• WHAT TO DO:
Scan each line of the records for the word "Examples" and extract the ones that have it.

• EXTRACTED INFORMATION:
····················
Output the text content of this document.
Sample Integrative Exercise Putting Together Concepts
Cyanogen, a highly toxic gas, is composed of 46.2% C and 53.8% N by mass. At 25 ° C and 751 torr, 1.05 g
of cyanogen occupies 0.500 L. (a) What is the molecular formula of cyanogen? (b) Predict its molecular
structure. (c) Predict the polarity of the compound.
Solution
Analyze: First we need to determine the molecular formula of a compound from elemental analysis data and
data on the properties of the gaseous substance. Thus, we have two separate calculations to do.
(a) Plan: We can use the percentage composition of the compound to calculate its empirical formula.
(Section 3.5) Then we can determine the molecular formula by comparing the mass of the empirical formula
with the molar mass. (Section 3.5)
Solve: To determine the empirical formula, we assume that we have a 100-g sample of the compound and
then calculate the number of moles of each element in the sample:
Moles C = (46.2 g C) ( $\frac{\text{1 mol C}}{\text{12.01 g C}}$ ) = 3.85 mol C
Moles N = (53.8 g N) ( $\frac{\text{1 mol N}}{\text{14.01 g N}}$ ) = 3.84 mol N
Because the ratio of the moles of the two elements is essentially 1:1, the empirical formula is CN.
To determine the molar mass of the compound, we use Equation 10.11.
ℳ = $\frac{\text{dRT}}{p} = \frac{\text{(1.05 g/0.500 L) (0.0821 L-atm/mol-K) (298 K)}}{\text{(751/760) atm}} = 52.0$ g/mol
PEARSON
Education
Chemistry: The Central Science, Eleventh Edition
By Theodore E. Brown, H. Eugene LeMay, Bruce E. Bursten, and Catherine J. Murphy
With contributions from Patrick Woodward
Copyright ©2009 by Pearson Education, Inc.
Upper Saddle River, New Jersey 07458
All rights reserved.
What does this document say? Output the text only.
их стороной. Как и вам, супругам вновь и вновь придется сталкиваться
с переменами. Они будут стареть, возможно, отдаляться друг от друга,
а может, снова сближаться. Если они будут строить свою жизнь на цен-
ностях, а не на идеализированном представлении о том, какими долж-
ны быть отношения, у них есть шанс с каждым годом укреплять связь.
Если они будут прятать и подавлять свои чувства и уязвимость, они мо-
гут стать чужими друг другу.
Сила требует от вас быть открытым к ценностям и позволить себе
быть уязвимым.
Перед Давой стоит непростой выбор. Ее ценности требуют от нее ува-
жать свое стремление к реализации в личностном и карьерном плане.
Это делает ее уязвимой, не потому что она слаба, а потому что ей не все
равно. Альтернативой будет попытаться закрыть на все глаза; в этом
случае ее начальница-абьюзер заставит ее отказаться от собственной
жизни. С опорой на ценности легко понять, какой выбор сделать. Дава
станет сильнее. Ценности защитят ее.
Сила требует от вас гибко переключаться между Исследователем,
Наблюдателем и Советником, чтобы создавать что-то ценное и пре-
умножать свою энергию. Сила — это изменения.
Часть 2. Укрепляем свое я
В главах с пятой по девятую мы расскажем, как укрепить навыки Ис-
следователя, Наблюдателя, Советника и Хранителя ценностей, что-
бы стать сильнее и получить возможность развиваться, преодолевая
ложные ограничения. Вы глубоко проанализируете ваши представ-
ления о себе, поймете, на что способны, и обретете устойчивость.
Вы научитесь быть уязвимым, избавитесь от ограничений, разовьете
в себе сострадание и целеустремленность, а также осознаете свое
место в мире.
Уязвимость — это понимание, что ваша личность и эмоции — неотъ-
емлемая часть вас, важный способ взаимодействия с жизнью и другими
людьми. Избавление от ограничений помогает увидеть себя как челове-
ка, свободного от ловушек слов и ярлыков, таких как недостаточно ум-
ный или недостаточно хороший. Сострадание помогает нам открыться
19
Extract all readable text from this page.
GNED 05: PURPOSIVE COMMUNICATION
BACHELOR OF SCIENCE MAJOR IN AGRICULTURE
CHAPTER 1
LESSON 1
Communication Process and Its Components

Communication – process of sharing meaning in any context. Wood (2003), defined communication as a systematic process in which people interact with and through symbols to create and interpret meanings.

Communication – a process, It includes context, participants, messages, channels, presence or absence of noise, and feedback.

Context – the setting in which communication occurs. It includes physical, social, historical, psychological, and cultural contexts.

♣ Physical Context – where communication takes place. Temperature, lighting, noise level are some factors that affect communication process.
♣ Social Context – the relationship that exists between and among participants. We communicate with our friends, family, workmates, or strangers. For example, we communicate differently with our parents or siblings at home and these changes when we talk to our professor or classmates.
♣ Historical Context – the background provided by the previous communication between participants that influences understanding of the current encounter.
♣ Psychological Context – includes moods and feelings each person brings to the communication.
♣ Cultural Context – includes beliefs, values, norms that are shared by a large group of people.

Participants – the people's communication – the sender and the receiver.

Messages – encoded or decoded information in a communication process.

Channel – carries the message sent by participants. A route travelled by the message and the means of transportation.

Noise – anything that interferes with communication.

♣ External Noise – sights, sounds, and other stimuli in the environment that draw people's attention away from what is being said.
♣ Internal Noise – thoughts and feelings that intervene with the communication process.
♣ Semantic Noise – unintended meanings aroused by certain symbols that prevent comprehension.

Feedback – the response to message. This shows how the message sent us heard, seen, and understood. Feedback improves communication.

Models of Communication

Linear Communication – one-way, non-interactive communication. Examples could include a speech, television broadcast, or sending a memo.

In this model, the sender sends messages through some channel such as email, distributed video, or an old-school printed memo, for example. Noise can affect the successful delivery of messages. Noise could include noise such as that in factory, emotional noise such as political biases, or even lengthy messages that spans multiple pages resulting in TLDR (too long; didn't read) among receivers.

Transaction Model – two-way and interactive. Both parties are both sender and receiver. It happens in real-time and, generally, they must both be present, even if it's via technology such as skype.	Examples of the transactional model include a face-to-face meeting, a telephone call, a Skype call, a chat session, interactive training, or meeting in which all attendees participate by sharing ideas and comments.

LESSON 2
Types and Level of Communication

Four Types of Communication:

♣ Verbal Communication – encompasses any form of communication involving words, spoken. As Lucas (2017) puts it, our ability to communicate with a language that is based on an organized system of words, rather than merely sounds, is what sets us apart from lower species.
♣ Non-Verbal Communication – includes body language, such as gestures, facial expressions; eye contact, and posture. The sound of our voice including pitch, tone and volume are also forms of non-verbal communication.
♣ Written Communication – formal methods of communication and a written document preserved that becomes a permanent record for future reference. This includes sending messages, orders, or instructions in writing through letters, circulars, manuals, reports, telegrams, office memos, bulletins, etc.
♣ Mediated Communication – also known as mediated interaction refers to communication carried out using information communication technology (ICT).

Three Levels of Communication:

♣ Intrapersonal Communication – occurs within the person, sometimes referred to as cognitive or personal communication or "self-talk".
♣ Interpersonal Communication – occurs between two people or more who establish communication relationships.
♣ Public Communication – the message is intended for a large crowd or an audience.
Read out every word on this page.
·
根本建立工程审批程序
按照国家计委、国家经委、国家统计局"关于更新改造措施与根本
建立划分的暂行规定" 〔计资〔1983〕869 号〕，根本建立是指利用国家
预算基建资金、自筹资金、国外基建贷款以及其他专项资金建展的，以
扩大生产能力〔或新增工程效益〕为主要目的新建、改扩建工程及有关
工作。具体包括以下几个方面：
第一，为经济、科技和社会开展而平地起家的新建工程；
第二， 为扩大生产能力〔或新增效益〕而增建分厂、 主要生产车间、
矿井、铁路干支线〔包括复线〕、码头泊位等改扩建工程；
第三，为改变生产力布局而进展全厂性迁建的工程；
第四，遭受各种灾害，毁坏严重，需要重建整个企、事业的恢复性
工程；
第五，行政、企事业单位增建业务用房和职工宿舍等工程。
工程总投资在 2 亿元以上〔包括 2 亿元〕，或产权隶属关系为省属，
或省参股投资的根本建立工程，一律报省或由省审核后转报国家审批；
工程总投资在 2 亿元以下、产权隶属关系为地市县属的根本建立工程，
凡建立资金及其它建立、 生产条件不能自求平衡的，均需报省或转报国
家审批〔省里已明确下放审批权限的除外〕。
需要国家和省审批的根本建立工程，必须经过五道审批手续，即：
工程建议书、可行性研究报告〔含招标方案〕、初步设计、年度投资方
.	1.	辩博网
····················
• COMPLETED TASK:
Linear Communication – one-way, non-interactive communication. Examples could include a speech, television broadcast, or sending a memo.
Transaction Model – two-way and interactive. Both parties are both sender and receiver. It happens in real-time and, generally, they must both be present, even if it's via technology such as skype.	Examples of the transactional model include a face-to-face meeting, a telephone call, a Skype call, a chat session, interactive training, or meeting in which all attendees participate by sharing ideas and comments.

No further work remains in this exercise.